N'accordons pas trop d'importance aux déclarations dithyrambiques, souvent anecdotiques et sorties de leur contexte. Elles ne nous disent rien sur la valeur de son oeuvre et même nuisent à son appréciation objective. Au contraire, attachons-nous à découvrir un artiste de grande valeur par la seule écoute de ses oeuvres.
La courte biographie ci-dessous a été rédigée par mes soins en 1999, à partir de sources roumaines. Je l'ai remaniée avant publication sur ce site.
Georges Enesco naît le 19 août 1881 en Moldavie, province moldo-valaque. Son village natal n'apparaît pas sur les cartes actuelles : il a été rebaptisé George Enescu en l'honneur de l'enfant du pays. A quelques kilomètres de là naquit également Mihail Eminescu (1850 - 1889), illustre poète national. Costache, le père de George, est administrateur terrien. De nature curieuse, doté d'une grande mémoire, il a appris le latin et le français en autodidacte et a voyagé à travers l'Europe. Il joue très convenablement du violon et dirige même à l'occasion des chorales. Sa femme, Maria, l'accompagne souvent à la guitare. Mais elle souffre d'une terrible malédiction : quatre de ses enfants sont morts-nés; les sept autres sont morts avant d'atteindre la maturité. Le plus âgé n'avait que 12 ans... Sur le conseil avisé du guérisseur local, les parents confient le petit George à une nourrice. Cela sauva certainement la vie du nouveau-né, car il est vraisemblable que Maria transmettait la turberculose à travers son lait.
Très rapidement, Georges révèle une véritable passion pour les groupes de lautars, musiciens itinérants. Il réclame un violon, rejette le jouet qu'on lui offre tout d'abord mais s'emploie à maîtriser le petit violon véritable, cette fois-ci, que son père lui apporte. Un violoniste ambulant le prend en affection et lui enseigne les premiers rudiments de son art. Enesco donne son premier concert à l'âge de 5 ans. Son père décide de le présenter à Eduard Caudella, l'un des plus grands compositeurs roumains de cette époque et directeur du Conservatoire de Iaşi, capitale de la Moldavie. Mais le jeune Enesco est à la fois buté et orgueilleux : il refuse de jouer devant Caudella tant que celui-ci ne lui a pas prouvé qu'il était capable de lui enseigner quelque chose !
Le directeur du Conservatoire, heureusement, prend avec humour la réaction du garçon et accepte de jouer une brève pièce au violon. Caudella n'est pas un très grand violoniste, mais ce qu'entend Enesco le comble. Quelle musique extraordinaire, si différente de celle que jouent les lautars !
Enesco apprend les bases de la musique savante. Quand Caudella le revoit, quelques années plus tard, il prend conscience que la culture nationale a peut-être enfin trouvé avec Enesco le très grand musicien que la Roumanie n'a jamais pu avoir. Une nation si riche musicalement a gâché un nombre considérable de talents à cause du manque de moyens, de sérieux ou tout simplement d'intérêt... Le génie en devenir d'Enesco doit s'épanouir à l'étranger. Caudella conseille à Costache d'inscrire son fils au Conservatoire de Vienne. Bien des années plus tard, le vieux maître de Iaşi écrira un concerto pour violon dédié à son ancien élève.

Lignes brutes
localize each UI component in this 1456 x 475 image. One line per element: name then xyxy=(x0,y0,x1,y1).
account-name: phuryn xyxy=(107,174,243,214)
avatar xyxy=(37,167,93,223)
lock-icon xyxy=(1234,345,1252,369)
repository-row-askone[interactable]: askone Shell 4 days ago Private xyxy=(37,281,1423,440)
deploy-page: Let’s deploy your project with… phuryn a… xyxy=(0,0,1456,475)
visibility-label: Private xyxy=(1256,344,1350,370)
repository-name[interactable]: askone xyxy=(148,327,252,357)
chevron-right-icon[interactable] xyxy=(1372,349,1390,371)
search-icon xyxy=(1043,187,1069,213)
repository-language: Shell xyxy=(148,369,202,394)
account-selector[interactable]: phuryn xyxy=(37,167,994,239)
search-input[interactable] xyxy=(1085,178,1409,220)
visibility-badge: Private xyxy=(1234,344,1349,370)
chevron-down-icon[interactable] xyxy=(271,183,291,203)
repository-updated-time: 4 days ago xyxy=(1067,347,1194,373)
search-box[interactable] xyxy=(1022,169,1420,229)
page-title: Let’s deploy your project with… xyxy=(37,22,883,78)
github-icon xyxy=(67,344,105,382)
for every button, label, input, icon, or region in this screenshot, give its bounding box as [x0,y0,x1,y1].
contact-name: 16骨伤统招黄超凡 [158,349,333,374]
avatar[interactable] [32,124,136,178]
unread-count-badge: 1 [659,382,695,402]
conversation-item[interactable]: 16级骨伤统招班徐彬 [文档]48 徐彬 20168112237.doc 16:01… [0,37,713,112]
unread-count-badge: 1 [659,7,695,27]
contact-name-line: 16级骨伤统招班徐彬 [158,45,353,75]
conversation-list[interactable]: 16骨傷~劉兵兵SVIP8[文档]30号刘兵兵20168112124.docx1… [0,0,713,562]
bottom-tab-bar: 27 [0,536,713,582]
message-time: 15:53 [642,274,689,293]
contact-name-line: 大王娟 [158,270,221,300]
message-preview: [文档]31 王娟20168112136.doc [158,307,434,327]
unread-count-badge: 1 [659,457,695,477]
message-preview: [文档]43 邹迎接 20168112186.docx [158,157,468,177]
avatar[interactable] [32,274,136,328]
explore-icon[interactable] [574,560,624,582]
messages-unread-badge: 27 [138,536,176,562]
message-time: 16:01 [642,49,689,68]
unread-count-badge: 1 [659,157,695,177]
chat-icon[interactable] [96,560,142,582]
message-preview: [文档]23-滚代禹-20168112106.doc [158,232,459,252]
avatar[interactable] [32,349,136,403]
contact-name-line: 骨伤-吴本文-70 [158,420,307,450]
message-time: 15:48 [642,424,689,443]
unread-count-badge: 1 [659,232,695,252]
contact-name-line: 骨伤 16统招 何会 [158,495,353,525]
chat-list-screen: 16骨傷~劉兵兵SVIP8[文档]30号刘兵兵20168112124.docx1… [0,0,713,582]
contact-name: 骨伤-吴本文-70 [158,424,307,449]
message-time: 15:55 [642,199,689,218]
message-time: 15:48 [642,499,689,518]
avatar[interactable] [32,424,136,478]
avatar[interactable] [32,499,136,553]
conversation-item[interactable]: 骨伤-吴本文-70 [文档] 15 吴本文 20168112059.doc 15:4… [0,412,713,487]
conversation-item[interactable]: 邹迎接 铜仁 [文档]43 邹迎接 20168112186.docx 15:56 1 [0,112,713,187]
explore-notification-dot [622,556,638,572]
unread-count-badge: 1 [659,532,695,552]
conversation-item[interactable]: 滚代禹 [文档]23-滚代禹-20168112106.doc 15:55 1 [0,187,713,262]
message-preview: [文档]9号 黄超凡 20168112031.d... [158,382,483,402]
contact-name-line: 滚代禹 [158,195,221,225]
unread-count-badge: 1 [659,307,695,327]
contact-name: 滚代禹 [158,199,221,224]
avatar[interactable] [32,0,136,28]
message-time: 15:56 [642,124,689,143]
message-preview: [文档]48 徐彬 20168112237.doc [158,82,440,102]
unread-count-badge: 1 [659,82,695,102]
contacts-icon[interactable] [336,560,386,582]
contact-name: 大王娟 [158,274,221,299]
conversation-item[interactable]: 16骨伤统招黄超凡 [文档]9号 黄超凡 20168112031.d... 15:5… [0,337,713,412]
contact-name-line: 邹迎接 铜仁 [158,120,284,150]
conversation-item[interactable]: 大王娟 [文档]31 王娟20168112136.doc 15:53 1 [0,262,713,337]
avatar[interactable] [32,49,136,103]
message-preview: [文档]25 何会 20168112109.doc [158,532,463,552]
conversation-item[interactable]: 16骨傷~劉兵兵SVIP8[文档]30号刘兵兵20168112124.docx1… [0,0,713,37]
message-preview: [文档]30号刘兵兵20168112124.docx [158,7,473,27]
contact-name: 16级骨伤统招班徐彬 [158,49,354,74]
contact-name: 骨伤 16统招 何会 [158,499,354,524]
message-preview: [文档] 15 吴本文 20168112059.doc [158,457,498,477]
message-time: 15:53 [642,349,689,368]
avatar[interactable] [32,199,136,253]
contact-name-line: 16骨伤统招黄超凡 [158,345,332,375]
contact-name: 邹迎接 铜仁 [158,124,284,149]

Consigne 1
Répondez aux questions suivantes sur la biographie de Georges Enesco :
(a) En quelle année la courte biographie a-t-elle été rédigée ?
(b) Qui enseigne au jeune Enesco les premiers rudiments du violon ?
(c) Dans quel conservatoire Caudella conseille-t-il à Costache d'inscrire son fils ?
Consigne 2
Poursuivez la biographie de Georges Enesco à partir de sa dernière phrase.

Bonne réponse 1
(a) En 1999.
(b) Un violoniste ambulant.
(c) Le Conservatoire de Vienne.

Bonne réponse 2
A Vienne, Enesco suit l'enseignement du célèbre violoniste Hellmesberger, de Robert Fuchs, de Sigismond Bachrich. Tous reconnaissent les aptitudes du jeune Roumain qui, à douze ans, joue avec grand succès les partitions de Sarasate, Vieuxtemps, Mendelssohn et même Brahms, qui déclare son admiration. Enesco est pour sa part subjugué par la beauté du quintette avec clarinette de Brahms où il croit percevoir les échos de son lointain pays - alors que par les délicates harmonies de l'oeuvre, Brahms évoque l'immense plaine hongroise, la puzta. Vienne lui offre ses premier opéras : il découvre Verdi, Mozart, Wagner, Massenet, Donizetti, Gounod, etc. Mais la capitale autrichienne, devenue la ville des plaisirs, fait la part belle à l'opérette. Le centre musical du monde, dorénavant, est Paris où une génération de compositeurs d'exception est en train de voir le jour. Hellmesberger recommande Enesco à Jules Massenet. En 1895, le Roumain, décoré de la médaille d'argent du Conservatoire de Vienne, rejoint la capitale française.
Au Conservatoire de Paris, il suit les cours de violon de Marsick, étudie le contrepoint avec André Geldage et la composition avec Massenet, remplacé l'année suivante par Gabriel Fauré. Les camarades de classe d'Enesco se nomment Maurice Ravel, Roger-Ducasse, Florent Schmitt... L'étudiant en musique Georges Enesco est déjà un compositeur fertile. De ces années datent les quatre symphonies de jeunesse, les premières oeuvres de musique de chambre, quelques mélodies et surtout la suite symphonique Poème Roumain, créée avec grand succès le 6 février 1898. Paris est sous le charme de ce jeune homme que la presse a déjà surnommé "Le nouveau Mozart", sucitant la jalousie d'une partie du monde musical, se refusant de lui décerner la médaille d'or pour sa première apparition au concours du conservatoire. Enesco l'obtiendra l'année suivante, en présentant un concerto de Camille Saint-Saëns.
Dès lors, les oeuvres d'Enesco sont attendues par un large public et se répandent rapidement. Les plus grands interprètes défendent ses rhapsodies roumaines (1901 - 1902), sa première suite pour orchestre (1903) et sa première symphonie (1905) : Edouard Colonne et Gabriel Pierné en France, Gustav Mahler et Walter Damrosh à New York, Arthur Fiedler à Boston, Henry Wood en Angleterre, Willem Mengelberg aux Pays-Bas.
Mais le style d'Enesco, de plus en plus élaboré, rebute les interprètes. L'octuor pour cordes (1900) consacre la rupture. Cette oeuvre est jugée trop difficile par Edouard Colonne et est retirée des répétitions : "c'est horriblement beau.... c'est même plus horrible que beau !" entend dire Enesco au cours des répétitions. La courte Symphonie concertante pour violoncelle et orchestre est médiocrement accueillie : "c'est une symphonie... déconcertante" ! s'amuse le public parisien.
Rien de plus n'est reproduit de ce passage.